**Data for this exercise**
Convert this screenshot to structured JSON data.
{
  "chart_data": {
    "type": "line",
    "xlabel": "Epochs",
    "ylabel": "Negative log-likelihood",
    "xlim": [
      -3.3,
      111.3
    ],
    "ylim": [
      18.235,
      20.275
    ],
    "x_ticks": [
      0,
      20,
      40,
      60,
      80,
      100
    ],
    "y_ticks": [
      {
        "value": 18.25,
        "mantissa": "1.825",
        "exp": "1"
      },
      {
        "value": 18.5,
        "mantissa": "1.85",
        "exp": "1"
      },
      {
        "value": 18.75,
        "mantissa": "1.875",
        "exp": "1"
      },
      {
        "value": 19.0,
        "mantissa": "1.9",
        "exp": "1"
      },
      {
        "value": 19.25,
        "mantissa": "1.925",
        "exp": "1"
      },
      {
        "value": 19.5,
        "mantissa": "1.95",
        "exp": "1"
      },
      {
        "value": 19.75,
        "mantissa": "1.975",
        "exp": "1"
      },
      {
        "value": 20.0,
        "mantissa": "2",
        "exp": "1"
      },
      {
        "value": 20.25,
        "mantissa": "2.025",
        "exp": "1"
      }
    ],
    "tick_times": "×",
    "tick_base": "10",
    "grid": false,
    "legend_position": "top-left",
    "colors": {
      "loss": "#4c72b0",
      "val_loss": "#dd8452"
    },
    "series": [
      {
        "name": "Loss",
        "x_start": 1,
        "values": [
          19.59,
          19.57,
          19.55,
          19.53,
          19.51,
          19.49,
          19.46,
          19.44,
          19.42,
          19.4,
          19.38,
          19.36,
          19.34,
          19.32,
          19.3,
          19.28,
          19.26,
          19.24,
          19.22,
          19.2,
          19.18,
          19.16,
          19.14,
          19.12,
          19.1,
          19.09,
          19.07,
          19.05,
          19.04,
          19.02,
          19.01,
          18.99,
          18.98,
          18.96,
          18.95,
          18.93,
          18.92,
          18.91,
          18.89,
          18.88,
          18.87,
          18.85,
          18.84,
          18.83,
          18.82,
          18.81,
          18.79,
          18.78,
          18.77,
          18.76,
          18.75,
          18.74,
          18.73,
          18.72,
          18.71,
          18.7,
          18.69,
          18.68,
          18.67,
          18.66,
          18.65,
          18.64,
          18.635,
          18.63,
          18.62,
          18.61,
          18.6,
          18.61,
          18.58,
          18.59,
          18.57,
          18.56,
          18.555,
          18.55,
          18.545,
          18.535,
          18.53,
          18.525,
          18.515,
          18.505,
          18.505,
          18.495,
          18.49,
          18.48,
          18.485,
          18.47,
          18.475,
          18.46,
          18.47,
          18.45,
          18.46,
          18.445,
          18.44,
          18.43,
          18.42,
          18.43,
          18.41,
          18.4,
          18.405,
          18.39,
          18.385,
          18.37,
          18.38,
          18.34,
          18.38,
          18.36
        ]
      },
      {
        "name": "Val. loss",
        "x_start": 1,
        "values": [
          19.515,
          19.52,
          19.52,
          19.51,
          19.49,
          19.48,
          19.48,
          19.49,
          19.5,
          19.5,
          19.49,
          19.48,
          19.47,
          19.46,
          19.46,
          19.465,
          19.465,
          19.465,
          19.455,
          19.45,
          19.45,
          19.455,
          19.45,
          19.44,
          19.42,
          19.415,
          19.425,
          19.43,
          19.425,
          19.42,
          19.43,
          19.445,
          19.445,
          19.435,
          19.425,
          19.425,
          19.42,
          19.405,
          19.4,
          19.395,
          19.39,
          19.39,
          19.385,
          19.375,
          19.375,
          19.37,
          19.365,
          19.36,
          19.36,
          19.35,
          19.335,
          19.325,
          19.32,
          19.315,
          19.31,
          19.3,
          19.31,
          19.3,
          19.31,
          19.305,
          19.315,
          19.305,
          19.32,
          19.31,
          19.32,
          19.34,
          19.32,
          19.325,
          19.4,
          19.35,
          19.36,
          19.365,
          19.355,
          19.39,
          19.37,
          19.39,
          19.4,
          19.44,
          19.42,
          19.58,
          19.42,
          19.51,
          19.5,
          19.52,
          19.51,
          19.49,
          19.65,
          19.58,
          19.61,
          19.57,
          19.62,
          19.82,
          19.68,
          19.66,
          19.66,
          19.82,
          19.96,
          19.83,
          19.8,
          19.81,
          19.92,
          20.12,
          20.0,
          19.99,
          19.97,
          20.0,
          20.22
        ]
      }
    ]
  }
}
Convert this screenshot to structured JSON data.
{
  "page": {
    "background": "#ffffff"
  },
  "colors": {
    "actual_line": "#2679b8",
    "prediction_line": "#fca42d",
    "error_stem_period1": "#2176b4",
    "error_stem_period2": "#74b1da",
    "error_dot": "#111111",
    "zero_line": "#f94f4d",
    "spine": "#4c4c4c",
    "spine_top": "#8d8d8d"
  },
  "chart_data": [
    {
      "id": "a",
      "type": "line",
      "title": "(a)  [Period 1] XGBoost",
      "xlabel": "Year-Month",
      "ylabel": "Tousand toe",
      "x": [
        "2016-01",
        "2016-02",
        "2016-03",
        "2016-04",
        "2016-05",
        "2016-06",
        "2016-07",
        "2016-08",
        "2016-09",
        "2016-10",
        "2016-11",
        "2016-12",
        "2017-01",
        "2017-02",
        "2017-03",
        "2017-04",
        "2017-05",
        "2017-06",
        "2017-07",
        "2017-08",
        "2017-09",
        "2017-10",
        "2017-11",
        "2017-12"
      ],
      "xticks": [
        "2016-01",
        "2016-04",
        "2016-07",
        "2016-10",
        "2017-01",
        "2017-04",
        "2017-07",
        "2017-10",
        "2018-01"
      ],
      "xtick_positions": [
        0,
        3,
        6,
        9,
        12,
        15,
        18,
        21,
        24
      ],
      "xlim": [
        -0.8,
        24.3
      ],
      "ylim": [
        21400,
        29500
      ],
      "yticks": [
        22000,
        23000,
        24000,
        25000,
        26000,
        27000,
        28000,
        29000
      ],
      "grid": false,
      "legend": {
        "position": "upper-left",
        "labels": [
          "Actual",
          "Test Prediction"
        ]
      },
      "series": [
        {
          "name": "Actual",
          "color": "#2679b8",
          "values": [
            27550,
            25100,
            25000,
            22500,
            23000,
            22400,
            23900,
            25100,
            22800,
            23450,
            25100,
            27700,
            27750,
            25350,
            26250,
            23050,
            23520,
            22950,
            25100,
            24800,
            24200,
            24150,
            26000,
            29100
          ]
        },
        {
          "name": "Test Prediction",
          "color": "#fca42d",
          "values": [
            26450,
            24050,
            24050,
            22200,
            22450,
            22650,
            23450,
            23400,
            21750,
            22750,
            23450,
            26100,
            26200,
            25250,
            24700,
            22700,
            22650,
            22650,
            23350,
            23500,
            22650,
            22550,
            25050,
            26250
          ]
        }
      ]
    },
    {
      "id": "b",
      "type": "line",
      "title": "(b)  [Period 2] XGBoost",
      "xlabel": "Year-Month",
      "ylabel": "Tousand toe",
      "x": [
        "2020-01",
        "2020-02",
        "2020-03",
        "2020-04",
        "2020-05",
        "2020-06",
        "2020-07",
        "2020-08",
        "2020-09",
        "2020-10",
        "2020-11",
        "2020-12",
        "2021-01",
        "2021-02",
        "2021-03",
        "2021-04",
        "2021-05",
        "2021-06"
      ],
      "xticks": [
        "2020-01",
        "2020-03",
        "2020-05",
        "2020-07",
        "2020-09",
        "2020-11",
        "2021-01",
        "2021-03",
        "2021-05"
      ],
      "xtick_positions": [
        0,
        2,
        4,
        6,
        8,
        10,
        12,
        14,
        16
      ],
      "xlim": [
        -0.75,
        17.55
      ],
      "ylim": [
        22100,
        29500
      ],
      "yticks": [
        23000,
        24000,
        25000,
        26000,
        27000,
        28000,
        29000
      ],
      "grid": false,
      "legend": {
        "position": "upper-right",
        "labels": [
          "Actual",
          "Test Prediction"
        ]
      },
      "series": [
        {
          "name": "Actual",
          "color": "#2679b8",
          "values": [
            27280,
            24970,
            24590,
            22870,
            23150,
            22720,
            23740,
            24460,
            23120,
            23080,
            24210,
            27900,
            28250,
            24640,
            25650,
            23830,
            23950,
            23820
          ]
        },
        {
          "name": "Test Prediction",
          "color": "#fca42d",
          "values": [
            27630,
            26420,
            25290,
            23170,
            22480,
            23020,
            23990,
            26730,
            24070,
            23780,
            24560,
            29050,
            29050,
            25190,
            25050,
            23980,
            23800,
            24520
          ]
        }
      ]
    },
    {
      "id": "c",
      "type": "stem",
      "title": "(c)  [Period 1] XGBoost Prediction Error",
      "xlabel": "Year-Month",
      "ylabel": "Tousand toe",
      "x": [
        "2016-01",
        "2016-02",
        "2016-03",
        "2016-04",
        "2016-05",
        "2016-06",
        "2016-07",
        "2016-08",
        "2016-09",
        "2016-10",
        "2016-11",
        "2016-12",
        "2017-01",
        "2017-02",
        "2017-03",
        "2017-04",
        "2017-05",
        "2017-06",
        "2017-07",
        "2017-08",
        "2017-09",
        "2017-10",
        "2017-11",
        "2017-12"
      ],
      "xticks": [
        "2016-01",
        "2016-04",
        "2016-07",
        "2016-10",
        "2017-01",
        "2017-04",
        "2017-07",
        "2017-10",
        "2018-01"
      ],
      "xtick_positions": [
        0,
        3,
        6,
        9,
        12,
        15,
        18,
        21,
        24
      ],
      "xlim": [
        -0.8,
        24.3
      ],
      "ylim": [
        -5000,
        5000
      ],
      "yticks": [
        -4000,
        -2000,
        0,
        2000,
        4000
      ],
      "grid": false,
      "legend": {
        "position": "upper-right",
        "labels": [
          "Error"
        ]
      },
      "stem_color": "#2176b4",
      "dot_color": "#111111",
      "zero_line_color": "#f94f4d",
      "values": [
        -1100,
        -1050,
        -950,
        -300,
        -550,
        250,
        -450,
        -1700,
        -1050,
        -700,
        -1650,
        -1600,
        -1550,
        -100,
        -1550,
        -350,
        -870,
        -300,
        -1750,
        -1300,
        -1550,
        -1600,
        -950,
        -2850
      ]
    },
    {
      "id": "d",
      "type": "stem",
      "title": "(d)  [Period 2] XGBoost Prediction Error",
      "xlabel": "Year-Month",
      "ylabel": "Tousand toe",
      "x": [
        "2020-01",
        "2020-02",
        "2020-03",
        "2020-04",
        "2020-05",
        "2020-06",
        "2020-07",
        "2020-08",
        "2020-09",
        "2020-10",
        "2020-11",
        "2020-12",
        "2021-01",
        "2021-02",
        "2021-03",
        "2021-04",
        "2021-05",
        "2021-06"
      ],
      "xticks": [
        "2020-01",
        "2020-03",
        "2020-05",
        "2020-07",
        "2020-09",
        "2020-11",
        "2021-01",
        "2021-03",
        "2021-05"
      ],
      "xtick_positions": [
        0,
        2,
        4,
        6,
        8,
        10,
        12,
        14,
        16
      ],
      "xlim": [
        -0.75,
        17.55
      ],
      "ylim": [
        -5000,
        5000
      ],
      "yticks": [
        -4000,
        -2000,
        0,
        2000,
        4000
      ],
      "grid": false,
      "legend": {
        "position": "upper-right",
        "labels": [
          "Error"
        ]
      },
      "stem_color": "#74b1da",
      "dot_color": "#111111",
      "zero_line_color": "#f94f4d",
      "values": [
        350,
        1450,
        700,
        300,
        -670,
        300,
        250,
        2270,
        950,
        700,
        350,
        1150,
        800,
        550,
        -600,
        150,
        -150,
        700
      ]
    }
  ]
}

**Task to complete**
Using the records above, find and show each line with the string "title".

**Expected answer**
      "title": "(a)  [Period 1] XGBoost",
      "title": "(b)  [Period 2] XGBoost",
      "title": "(c)  [Period 1] XGBoost Prediction Error",
      "title": "(d)  [Period 2] XGBoost Prediction Error",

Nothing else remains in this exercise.